▶ Exercise instructions
Extract the complete listing and output it unchanged.

Data records
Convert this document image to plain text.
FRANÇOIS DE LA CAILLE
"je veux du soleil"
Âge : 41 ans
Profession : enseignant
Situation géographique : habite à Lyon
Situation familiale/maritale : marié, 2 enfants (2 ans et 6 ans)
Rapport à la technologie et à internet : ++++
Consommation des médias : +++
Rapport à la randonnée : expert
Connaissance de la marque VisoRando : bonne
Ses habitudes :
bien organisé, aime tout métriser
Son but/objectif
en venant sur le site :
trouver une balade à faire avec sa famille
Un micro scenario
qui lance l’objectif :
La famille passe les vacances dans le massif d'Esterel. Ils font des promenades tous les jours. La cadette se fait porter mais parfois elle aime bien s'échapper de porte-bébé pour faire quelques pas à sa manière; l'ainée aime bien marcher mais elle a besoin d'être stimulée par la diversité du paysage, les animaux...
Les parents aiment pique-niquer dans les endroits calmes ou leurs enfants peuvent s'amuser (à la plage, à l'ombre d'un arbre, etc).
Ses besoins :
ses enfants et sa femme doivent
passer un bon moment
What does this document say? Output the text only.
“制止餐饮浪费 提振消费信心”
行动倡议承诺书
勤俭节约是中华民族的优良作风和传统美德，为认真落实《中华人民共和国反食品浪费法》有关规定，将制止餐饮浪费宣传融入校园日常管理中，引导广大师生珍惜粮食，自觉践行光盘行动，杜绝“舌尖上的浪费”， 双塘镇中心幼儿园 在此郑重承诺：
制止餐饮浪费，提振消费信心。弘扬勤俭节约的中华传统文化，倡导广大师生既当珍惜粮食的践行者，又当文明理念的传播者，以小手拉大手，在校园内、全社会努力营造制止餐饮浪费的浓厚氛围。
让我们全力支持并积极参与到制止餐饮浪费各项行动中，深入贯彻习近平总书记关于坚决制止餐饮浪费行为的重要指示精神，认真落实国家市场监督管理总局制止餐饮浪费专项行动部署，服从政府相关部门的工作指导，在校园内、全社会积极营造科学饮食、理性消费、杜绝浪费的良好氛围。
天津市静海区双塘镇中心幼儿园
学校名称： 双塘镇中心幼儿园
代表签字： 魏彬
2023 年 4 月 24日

▶ Response to this task
Convert this document image to plain text.
FRANÇOIS DE LA CAILLE
"je veux du soleil"
Âge : 41 ans
Profession : enseignant
Situation géographique : habite à Lyon
Situation familiale/maritale : marié, 2 enfants (2 ans et 6 ans)
Rapport à la technologie et à internet : ++++
Consommation des médias : +++
Rapport à la randonnée : expert
Connaissance de la marque VisoRando : bonne
Ses habitudes :
bien organisé, aime tout métriser
Son but/objectif
en venant sur le site :
trouver une balade à faire avec sa famille
Un micro scenario
qui lance l’objectif :
La famille passe les vacances dans le massif d'Esterel. Ils font des promenades tous les jours. La cadette se fait porter mais parfois elle aime bien s'échapper de porte-bébé pour faire quelques pas à sa manière; l'ainée aime bien marcher mais elle a besoin d'être stimulée par la diversité du paysage, les animaux...
Les parents aiment pique-niquer dans les endroits calmes ou leurs enfants peuvent s'amuser (à la plage, à l'ombre d'un arbre, etc).
Ses besoins :
ses enfants et sa femme doivent
passer un bon moment
What does this document say? Output the text only.
“制止餐饮浪费 提振消费信心”
行动倡议承诺书
勤俭节约是中华民族的优良作风和传统美德，为认真落实《中华人民共和国反食品浪费法》有关规定，将制止餐饮浪费宣传融入校园日常管理中，引导广大师生珍惜粮食，自觉践行光盘行动，杜绝“舌尖上的浪费”， 双塘镇中心幼儿园 在此郑重承诺：
制止餐饮浪费，提振消费信心。弘扬勤俭节约的中华传统文化，倡导广大师生既当珍惜粮食的践行者，又当文明理念的传播者，以小手拉大手，在校园内、全社会努力营造制止餐饮浪费的浓厚氛围。
让我们全力支持并积极参与到制止餐饮浪费各项行动中，深入贯彻习近平总书记关于坚决制止餐饮浪费行为的重要指示精神，认真落实国家市场监督管理总局制止餐饮浪费专项行动部署，服从政府相关部门的工作指导，在校园内、全社会积极营造科学饮食、理性消费、杜绝浪费的良好氛围。
天津市静海区双塘镇中心幼儿园
学校名称： 双塘镇中心幼儿园
代表签字： 魏彬
2023 年 4 月 24日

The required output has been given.